What the task asks: All of the material below is to be retyped exactly.

Exercise input:
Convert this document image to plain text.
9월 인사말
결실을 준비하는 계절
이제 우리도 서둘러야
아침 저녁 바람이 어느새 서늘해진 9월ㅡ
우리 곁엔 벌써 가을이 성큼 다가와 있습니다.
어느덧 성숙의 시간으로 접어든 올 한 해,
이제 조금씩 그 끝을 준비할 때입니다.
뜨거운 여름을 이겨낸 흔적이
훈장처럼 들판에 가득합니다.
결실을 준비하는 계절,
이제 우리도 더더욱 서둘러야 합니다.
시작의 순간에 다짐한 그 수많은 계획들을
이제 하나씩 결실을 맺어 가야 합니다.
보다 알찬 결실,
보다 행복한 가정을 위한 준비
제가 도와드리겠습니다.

Written reply:
Convert this document image to plain text.
9월 인사말
결실을 준비하는 계절
이제 우리도 서둘러야
아침 저녁 바람이 어느새 서늘해진 9월ㅡ
우리 곁엔 벌써 가을이 성큼 다가와 있습니다.
어느덧 성숙의 시간으로 접어든 올 한 해,
이제 조금씩 그 끝을 준비할 때입니다.
뜨거운 여름을 이겨낸 흔적이
훈장처럼 들판에 가득합니다.
결실을 준비하는 계절,
이제 우리도 더더욱 서둘러야 합니다.
시작의 순간에 다짐한 그 수많은 계획들을
이제 하나씩 결실을 맺어 가야 합니다.
보다 알찬 결실,
보다 행복한 가정을 위한 준비
제가 도와드리겠습니다.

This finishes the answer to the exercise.